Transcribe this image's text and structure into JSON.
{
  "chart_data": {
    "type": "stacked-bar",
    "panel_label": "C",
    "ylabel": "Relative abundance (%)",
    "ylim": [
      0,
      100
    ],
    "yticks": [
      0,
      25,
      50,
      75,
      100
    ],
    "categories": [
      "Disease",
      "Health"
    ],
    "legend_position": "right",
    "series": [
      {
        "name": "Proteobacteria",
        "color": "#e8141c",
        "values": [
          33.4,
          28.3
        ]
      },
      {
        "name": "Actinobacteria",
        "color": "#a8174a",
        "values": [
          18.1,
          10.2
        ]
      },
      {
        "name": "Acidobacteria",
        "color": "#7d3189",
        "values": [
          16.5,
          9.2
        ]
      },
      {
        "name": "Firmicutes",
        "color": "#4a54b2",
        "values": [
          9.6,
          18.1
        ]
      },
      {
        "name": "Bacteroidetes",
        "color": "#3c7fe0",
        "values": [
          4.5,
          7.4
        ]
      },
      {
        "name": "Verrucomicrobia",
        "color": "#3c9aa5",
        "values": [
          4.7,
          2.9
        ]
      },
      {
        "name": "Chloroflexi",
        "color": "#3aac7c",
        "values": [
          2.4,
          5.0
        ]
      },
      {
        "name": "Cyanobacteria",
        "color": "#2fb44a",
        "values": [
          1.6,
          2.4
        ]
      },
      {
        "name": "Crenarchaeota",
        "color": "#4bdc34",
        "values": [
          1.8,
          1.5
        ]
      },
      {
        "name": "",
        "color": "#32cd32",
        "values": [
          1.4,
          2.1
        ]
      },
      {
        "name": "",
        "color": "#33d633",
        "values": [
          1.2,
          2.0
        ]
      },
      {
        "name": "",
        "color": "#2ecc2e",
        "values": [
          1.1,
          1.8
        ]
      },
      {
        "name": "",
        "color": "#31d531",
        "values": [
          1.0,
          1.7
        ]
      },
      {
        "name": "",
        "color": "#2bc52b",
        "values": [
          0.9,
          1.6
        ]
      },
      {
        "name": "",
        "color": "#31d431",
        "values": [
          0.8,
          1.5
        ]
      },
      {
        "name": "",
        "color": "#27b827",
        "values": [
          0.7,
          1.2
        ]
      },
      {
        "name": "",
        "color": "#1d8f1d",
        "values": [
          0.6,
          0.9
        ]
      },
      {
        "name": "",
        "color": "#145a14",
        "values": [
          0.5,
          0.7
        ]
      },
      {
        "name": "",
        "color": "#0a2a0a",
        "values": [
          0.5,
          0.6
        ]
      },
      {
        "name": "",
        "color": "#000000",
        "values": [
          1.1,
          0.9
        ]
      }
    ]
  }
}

--*--

Task to complete >> Extract all of the data above and output it character for character.

Result >>
Transcribe this image's text and structure into JSON.
{
  "chart_data": {
    "type": "stacked-bar",
    "panel_label": "C",
    "ylabel": "Relative abundance (%)",
    "ylim": [
      0,
      100
    ],
    "yticks": [
      0,
      25,
      50,
      75,
      100
    ],
    "categories": [
      "Disease",
      "Health"
    ],
    "legend_position": "right",
    "series": [
      {
        "name": "Proteobacteria",
        "color": "#e8141c",
        "values": [
          33.4,
          28.3
        ]
      },
      {
        "name": "Actinobacteria",
        "color": "#a8174a",
        "values": [
          18.1,
          10.2
        ]
      },
      {
        "name": "Acidobacteria",
        "color": "#7d3189",
        "values": [
          16.5,
          9.2
        ]
      },
      {
        "name": "Firmicutes",
        "color": "#4a54b2",
        "values": [
          9.6,
          18.1
        ]
      },
      {
        "name": "Bacteroidetes",
        "color": "#3c7fe0",
        "values": [
          4.5,
          7.4
        ]
      },
      {
        "name": "Verrucomicrobia",
        "color": "#3c9aa5",
        "values": [
          4.7,
          2.9
        ]
      },
      {
        "name": "Chloroflexi",
        "color": "#3aac7c",
        "values": [
          2.4,
          5.0
        ]
      },
      {
        "name": "Cyanobacteria",
        "color": "#2fb44a",
        "values": [
          1.6,
          2.4
        ]
      },
      {
        "name": "Crenarchaeota",
        "color": "#4bdc34",
        "values": [
          1.8,
          1.5
        ]
      },
      {
        "name": "",
        "color": "#32cd32",
        "values": [
          1.4,
          2.1
        ]
      },
      {
        "name": "",
        "color": "#33d633",
        "values": [
          1.2,
          2.0
        ]
      },
      {
        "name": "",
        "color": "#2ecc2e",
        "values": [
          1.1,
          1.8
        ]
      },
      {
        "name": "",
        "color": "#31d531",
        "values": [
          1.0,
          1.7
        ]
      },
      {
        "name": "",
        "color": "#2bc52b",
        "values": [
          0.9,
          1.6
        ]
      },
      {
        "name": "",
        "color": "#31d431",
        "values": [
          0.8,
          1.5
        ]
      },
      {
        "name": "",
        "color": "#27b827",
        "values": [
          0.7,
          1.2
        ]
      },
      {
        "name": "",
        "color": "#1d8f1d",
        "values": [
          0.6,
          0.9
        ]
      },
      {
        "name": "",
        "color": "#145a14",
        "values": [
          0.5,
          0.7
        ]
      },
      {
        "name": "",
        "color": "#0a2a0a",
        "values": [
          0.5,
          0.6
        ]
      },
      {
        "name": "",
        "color": "#000000",
        "values": [
          1.1,
          0.9
        ]
      }
    ]
  }
}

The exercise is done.